▸ Exercise task
Copy each line in which the string "name" occurs.

▸ Data for the task

____

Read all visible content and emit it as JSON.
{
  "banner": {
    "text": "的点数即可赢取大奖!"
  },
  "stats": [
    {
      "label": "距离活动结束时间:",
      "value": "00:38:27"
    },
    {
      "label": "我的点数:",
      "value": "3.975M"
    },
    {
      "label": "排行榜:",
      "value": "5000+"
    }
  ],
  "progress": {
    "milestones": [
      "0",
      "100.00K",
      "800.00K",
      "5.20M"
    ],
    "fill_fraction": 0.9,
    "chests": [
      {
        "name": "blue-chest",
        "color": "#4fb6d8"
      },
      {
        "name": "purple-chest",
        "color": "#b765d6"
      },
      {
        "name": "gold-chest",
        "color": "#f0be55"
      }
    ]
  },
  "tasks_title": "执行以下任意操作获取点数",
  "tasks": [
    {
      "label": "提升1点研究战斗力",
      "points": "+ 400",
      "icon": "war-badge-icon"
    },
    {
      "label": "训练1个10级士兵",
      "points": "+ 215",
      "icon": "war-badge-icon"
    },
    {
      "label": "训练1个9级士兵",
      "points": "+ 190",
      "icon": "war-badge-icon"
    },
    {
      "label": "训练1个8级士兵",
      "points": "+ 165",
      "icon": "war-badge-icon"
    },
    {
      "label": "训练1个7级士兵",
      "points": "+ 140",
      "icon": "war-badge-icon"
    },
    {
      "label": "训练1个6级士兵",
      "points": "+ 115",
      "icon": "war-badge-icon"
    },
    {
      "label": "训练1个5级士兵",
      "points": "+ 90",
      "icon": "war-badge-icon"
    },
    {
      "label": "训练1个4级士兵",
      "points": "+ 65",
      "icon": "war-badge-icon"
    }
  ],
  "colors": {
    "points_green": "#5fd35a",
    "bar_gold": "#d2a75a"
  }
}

____

▸ Response
        "name": "blue-chest",
        "name": "purple-chest",
        "name": "gold-chest",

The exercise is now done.